→ Dataset rows:
— BEGIN —

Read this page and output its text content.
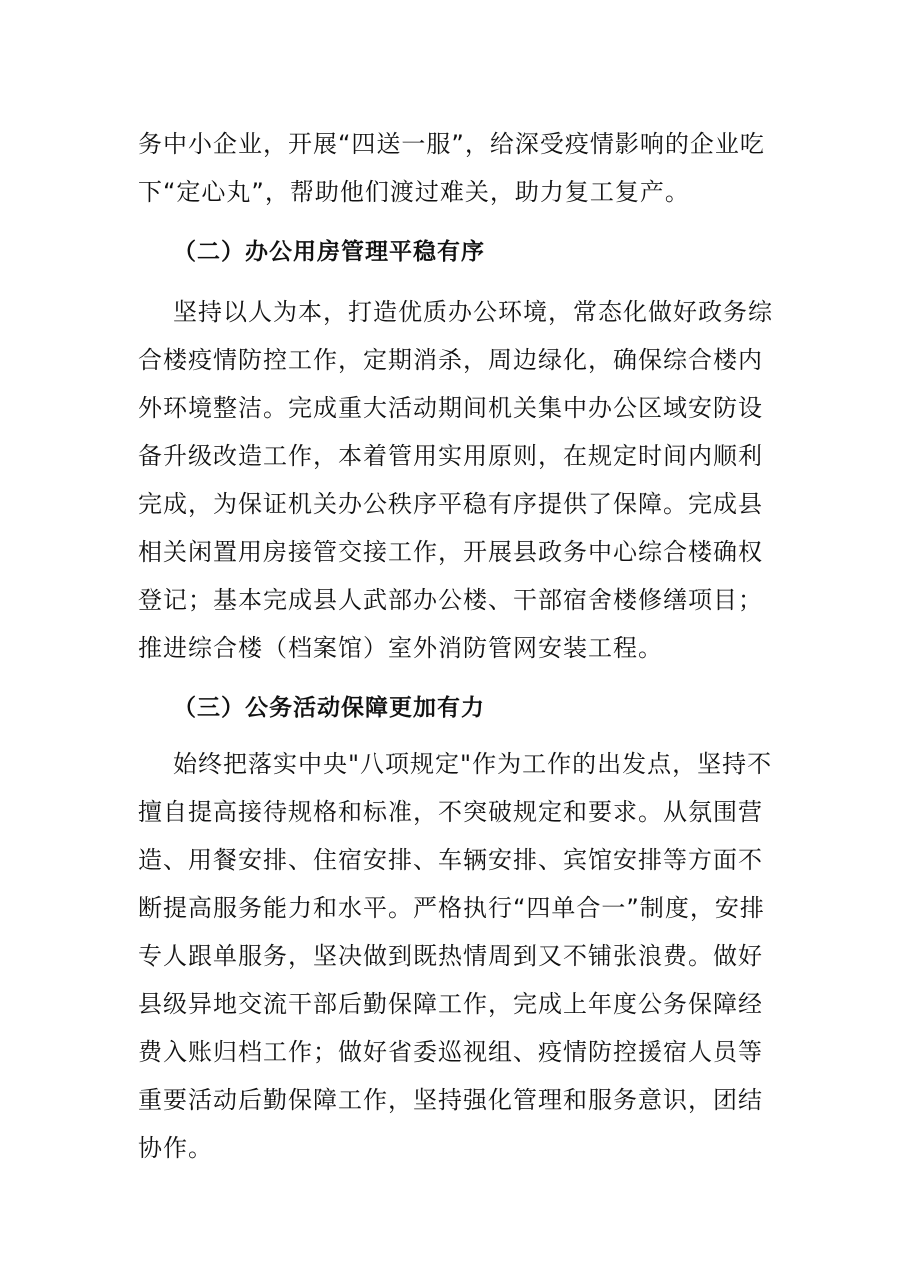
务中小企业，开展“四送一服”，给深受疫情影响的企业吃
下“定心丸”，帮助他们渡过难关，助力复工复产。
（二）办公用房管理平稳有序
坚持以人为本，打造优质办公环境，常态化做好政务综
合楼疫情防控工作，定期消杀，周边绿化，确保综合楼内
外环境整洁。完成重大活动期间机关集中办公区域安防设
备升级改造工作，本着管用实用原则，在规定时间内顺利
完成，为保证机关办公秩序平稳有序提供了保障。完成县
相关闲置用房接管交接工作，开展县政务中心综合楼确权
登记；基本完成县人武部办公楼、干部宿舍楼修缮项目；
推进综合楼（档案馆）室外消防管网安装工程。
（三）公务活动保障更加有力
始终把落实中央"八项规定"作为工作的出发点，坚持不
擅自提高接待规格和标准，不突破规定和要求。从氛围营
造、用餐安排、住宿安排、车辆安排、宾馆安排等方面不
断提高服务能力和水平。严格执行“四单合一”制度，安排
专人跟单服务，坚决做到既热情周到又不铺张浪费。做好
县级异地交流干部后勤保障工作，完成上年度公务保障经
费入账归档工作；做好省委巡视组、疫情防控援宿人员等
重要活动后勤保障工作，坚持强化管理和服务意识，团结
协作。
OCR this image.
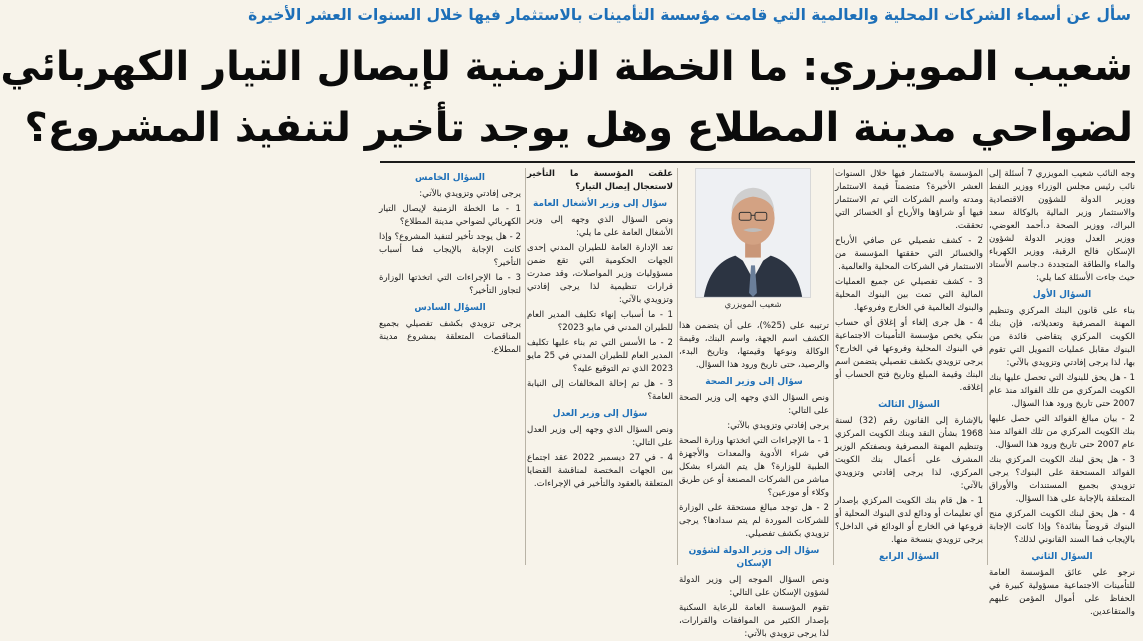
سأل عن أسماء الشركات المحلية والعالمية التي قامت مؤسسة التأمينات بالاستثمار فيها خلال السنوات العشر الأخيرة
شعيب المويزري: ما الخطة الزمنية لإيصال التيار الكهربائي
لضواحي مدينة المطلاع وهل يوجد تأخير لتنفيذ المشروع؟

وجه النائب شعيب المويزري 7 أسئلة إلى نائب رئيس مجلس الوزراء ووزير النفط ووزير الدولة للشؤون الاقتصادية والاستثمار وزير المالية بالوكالة سعد البراك، ووزير الصحة د.أحمد العوضي، ووزير العدل ووزير الدولة لشؤون الإسكان فالح الرقبة، ووزير الكهرباء والماء والطاقة المتجددة د.جاسم الأستاد حيث جاءت الأسئلة كما يلي:

السؤال الأول

بناء على قانون البنك المركزي وتنظيم المهنة المصرفية وتعديلاته، فإن بنك الكويت المركزي يتقاضى فائدة من البنوك مقابل عمليات التمويل التي تقوم بها، لذا يرجى إفادتي وتزويدي بالآتي:

1 - هل يحق للبنوك التي تحصل عليها بنك الكويت المركزي من تلك الفوائد منذ عام 2007 حتى تاريخ ورود هذا السؤال.

2 - بيان مبالغ الفوائد التي حصل عليها بنك الكويت المركزي من تلك الفوائد منذ عام 2007 حتى تاريخ ورود هذا السؤال.

3 - هل يحق لبنك الكويت المركزي بنك الفوائد المستحقة على البنوك؟ يرجى تزويدي بجميع المستندات والأوراق المتعلقة بالإجابة على هذا السؤال.

4 - هل يحق لبنك الكويت المركزي منح البنوك قروضاً بفائدة؟ وإذا كانت الإجابة بالإيجاب فما السند القانوني لذلك؟

السؤال الثاني

نرجو علي عائق المؤسسة العامة للتأمينات الاجتماعية مسؤولية كبيرة في الحفاظ على أموال المؤمن عليهم والمتقاعدين.

المؤسسة بالاستثمار فيها خلال السنوات العشر الأخيرة؟ متضمناً قيمة الاستثمار ومدته واسم الشركات التي تم الاستثمار فيها أو شراؤها والأرباح أو الخسائر التي تحققت.

2 - كشف تفصيلي عن صافي الأرباح والخسائر التي حققتها المؤسسة من الاستثمار في الشركات المحلية والعالمية.

3 - كشف تفصيلي عن جميع العمليات المالية التي تمت بين البنوك المحلية والبنوك العالمية في الخارج وفروعها.

4 - هل جرى إلغاء أو إغلاق أي حساب بنكي يخص مؤسسة التأمينات الاجتماعية في البنوك المحلية وفروعها في الخارج؟ يرجى تزويدي بكشف تفصيلي يتضمن اسم البنك وقيمة المبلغ وتاريخ فتح الحساب أو إغلاقه.

السؤال الثالث

بالإشارة إلى القانون رقم (32) لسنة 1968 بشأن النقد وبنك الكويت المركزي وتنظيم المهنة المصرفية وبصفتكم الوزير المشرف على أعمال بنك الكويت المركزي، لذا يرجى إفادتي وتزويدي بالآتي:

1 - هل قام بنك الكويت المركزي بإصدار أي تعليمات أو ودائع لدى البنوك المحلية أو فروعها في الخارج أو الودائع في الداخل؟ يرجى تزويدي بنسخة منها.

السؤال الرابع

ترتيبه على (25%)، على أن يتضمن هذا الكشف اسم الجهة، واسم البنك، وقيمة الوكالة ونوعها وقيمتها، وتاريخ البدء، والرصيد، حتى تاريخ ورود هذا السؤال.

سؤال إلى وزير الصحة

ونص السؤال الذي وجهه إلى وزير الصحة على التالي:

يرجى إفادتي وتزويدي بالآتي:

1 - ما الإجراءات التي اتخذتها وزارة الصحة في شراء الأدوية والمعدات والأجهزة الطبية للوزارة؟ هل يتم الشراء بشكل مباشر من الشركات المصنعة أو عن طريق وكلاء أو موزعين؟

2 - هل توجد مبالغ مستحقة على الوزارة للشركات الموردة لم يتم سدادها؟ يرجى تزويدي بكشف تفصيلي.

سؤال إلى وزير الدولة لشؤون الإسكان

ونص السؤال الموجه إلى وزير الدولة لشؤون الإسكان على التالي:

تقوم المؤسسة العامة للرعاية السكنية بإصدار الكثير من الموافقات والقرارات، لذا يرجى تزويدي بالآتي:

شعيب المويزري

علقت المؤسسة ما التأخير لاستعجال إيصال التيار؟

سؤال إلى وزير الأشغال العامة

ونص السؤال الذي وجهه إلى وزير الأشغال العامة على ما يلي:

تعد الإدارة العامة للطيران المدني إحدى الجهات الحكومية التي تقع ضمن مسؤوليات وزير المواصلات، وقد صدرت قرارات تنظيمية لذا يرجى إفادتي وتزويدي بالآتي:

1 - ما أسباب إنهاء تكليف المدير العام للطيران المدني في مايو 2023؟

2 - ما الأسس التي تم بناء عليها تكليف المدير العام للطيران المدني في 25 مايو 2023 الذي تم التوقيع عليه؟

3 - هل تم إحالة المخالفات إلى النيابة العامة؟

سؤال إلى وزير العدل

ونص السؤال الذي وجهه إلى وزير العدل على التالي:

4 - في 27 ديسمبر 2022 عقد اجتماع بين الجهات المختصة لمناقشة القضايا المتعلقة بالعقود والتأخير في الإجراءات.

السؤال الخامس

يرجى إفادتي وتزويدي بالآتي:

1 - ما الخطة الزمنية لإيصال التيار الكهربائي لضواحي مدينة المطلاع؟

2 - هل يوجد تأخير لتنفيذ المشروع؟ وإذا كانت الإجابة بالإيجاب فما أسباب التأخير؟

3 - ما الإجراءات التي اتخذتها الوزارة لتجاوز التأخير؟

السؤال السادس

يرجى تزويدي بكشف تفصيلي بجميع المناقصات المتعلقة بمشروع مدينة المطلاع.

— END —

→ The task: Copy out every line holding the string "والعالمية".

→ Exercise output:
سأل عن أسماء الشركات المحلية والعالمية التي قامت مؤسسة التأمينات بالاستثمار فيها خلال السنوات العشر الأخيرة
2 - كشف تفصيلي عن صافي الأرباح والخسائر التي حققتها المؤسسة من الاستثمار في الشركات المحلية والعالمية.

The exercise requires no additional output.